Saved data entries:
- - -
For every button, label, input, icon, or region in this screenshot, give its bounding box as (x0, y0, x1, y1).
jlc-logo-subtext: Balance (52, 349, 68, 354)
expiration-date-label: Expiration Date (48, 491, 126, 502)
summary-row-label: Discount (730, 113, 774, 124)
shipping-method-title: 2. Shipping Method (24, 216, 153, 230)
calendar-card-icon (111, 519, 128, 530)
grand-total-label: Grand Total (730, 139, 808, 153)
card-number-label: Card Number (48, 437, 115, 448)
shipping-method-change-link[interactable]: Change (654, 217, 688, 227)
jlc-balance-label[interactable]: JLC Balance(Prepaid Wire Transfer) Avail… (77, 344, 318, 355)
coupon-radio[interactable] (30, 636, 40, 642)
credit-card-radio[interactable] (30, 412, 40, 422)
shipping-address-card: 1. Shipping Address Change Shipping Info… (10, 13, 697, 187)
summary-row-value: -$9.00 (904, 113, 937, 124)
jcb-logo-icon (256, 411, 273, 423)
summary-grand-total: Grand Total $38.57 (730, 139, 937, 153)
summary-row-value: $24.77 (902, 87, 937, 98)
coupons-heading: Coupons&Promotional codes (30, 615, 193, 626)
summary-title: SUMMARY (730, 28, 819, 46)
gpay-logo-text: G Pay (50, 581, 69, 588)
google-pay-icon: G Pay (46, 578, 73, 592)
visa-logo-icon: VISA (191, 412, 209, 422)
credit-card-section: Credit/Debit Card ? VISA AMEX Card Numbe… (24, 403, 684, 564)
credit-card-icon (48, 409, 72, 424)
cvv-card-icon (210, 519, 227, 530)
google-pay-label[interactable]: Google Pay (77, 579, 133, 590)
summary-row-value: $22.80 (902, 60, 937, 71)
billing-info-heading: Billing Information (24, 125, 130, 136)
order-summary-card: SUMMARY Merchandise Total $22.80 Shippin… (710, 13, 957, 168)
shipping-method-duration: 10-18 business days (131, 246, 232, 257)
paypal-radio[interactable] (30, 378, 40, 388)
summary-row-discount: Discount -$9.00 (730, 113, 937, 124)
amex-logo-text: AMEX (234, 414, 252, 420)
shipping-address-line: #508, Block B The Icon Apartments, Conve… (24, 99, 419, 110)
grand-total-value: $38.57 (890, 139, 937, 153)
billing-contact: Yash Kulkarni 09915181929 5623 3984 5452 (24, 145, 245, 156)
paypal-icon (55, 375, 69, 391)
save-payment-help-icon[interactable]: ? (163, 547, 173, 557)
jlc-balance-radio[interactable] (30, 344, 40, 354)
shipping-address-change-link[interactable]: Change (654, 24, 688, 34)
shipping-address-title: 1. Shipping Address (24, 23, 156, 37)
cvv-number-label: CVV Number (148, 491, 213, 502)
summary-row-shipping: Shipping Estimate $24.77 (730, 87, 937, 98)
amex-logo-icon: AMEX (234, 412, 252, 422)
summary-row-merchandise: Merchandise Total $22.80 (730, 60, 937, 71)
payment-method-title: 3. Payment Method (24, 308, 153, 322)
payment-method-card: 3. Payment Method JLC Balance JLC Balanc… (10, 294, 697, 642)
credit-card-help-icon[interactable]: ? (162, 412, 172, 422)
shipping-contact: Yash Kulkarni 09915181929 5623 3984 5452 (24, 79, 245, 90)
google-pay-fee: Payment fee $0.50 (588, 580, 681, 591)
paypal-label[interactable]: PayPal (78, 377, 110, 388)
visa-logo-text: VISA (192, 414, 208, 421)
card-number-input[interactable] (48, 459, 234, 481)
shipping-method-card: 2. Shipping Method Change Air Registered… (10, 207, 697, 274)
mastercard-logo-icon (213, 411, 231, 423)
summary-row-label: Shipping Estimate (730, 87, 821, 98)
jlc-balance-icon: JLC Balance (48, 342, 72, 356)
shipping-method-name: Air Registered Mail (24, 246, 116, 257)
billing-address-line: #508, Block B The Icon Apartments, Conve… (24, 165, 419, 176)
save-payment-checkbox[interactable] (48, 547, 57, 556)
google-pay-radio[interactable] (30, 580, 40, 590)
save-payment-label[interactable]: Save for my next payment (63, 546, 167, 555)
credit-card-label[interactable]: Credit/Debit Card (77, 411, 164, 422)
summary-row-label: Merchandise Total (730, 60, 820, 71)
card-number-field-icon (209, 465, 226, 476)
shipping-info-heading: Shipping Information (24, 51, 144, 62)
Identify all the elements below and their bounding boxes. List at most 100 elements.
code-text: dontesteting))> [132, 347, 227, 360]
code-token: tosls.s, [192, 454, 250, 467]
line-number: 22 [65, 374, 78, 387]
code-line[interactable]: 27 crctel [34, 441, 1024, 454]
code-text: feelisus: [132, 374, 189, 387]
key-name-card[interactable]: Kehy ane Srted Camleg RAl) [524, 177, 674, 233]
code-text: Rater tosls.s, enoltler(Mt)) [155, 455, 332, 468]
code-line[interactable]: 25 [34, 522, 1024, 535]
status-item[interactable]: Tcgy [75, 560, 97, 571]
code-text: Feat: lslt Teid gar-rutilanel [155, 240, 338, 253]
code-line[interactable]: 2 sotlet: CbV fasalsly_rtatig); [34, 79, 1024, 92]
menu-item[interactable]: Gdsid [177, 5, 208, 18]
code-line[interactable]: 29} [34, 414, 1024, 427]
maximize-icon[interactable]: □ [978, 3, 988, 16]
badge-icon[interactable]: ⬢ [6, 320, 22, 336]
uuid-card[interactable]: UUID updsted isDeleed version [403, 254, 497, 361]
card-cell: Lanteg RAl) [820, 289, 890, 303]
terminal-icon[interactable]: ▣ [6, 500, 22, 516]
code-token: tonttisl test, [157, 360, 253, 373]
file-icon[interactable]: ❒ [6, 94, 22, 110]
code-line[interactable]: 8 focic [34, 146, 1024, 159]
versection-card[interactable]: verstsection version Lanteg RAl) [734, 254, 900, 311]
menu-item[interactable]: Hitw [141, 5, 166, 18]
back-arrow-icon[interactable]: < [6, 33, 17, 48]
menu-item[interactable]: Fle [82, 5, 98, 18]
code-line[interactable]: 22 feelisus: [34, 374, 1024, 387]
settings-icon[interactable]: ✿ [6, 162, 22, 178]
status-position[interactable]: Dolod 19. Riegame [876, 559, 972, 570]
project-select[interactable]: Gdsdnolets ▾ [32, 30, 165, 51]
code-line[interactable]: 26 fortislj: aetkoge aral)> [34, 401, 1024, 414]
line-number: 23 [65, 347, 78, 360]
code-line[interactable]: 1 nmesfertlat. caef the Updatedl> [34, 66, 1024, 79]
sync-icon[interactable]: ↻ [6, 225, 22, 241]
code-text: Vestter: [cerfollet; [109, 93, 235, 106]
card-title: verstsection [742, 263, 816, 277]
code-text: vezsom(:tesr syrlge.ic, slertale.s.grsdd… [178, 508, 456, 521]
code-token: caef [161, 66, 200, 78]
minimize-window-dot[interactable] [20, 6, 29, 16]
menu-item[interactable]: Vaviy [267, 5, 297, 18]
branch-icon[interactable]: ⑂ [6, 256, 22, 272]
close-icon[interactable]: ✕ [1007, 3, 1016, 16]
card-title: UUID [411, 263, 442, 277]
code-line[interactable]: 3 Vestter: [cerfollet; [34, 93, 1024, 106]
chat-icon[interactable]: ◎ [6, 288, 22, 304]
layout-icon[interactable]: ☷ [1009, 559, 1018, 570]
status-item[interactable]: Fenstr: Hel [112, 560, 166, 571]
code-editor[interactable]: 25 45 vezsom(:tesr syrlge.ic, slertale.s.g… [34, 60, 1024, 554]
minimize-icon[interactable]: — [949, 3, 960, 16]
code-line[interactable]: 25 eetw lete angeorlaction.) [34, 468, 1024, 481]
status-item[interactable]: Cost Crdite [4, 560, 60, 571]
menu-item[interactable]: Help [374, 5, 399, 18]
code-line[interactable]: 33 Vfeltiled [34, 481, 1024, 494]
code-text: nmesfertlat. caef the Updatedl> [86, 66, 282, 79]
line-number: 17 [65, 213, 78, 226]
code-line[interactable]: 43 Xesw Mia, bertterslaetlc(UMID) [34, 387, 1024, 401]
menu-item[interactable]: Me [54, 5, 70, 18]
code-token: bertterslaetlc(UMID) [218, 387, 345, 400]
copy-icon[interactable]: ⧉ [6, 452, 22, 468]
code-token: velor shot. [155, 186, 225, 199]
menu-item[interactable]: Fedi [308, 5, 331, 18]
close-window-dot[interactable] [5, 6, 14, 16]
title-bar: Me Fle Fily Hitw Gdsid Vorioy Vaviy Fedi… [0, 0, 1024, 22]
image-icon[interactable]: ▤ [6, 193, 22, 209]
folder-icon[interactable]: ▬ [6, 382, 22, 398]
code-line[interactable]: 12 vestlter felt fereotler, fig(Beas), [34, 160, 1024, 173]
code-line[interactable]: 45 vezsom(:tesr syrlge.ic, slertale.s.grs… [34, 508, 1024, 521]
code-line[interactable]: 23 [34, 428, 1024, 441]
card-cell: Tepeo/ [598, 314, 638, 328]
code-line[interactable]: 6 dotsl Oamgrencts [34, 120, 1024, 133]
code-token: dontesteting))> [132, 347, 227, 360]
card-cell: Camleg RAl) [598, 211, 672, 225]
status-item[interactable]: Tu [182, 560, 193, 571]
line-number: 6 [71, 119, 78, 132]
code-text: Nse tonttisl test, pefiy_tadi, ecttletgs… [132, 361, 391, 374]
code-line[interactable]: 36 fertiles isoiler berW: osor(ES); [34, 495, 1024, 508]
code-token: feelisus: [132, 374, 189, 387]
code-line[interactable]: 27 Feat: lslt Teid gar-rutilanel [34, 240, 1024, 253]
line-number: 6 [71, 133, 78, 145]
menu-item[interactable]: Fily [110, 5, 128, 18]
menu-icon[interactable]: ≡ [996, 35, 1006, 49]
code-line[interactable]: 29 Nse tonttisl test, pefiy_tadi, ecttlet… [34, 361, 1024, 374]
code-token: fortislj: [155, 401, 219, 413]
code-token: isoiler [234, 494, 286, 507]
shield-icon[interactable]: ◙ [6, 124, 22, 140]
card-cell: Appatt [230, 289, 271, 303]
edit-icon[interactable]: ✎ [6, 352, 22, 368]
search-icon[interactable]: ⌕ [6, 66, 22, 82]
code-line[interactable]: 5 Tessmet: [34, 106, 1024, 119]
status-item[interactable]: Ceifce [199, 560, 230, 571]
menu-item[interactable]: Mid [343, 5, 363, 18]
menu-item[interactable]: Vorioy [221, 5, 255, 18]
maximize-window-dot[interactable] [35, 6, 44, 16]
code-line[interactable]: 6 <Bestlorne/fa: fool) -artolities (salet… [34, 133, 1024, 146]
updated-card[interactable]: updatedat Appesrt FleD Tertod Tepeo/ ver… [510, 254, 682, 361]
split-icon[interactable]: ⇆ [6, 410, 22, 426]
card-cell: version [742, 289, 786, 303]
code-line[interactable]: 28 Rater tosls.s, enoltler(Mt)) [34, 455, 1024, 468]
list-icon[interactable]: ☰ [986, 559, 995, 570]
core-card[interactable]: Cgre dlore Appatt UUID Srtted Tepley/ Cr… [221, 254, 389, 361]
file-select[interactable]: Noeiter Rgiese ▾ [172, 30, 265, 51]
- - -
#### [Task description]
Begin at the first line of the material and stop after the line that contains "summary-row-label: Discount (730, 113, 774, 124)". Convert those lines into a Markdown table with columns named Row and Line, numbering each line and omitting blank lines.

#### [Reply]
| Row | Line |
|---|---|
| 1 | For every button, label, input, icon, or region in this screenshot, give its bounding box as (x0, y0, x1, y1). |
| 2 | jlc-logo-subtext: Balance (52, 349, 68, 354) |
| 3 | expiration-date-label: Expiration Date (48, 491, 126, 502) |
| 4 | summary-row-label: Discount (730, 113, 774, 124) |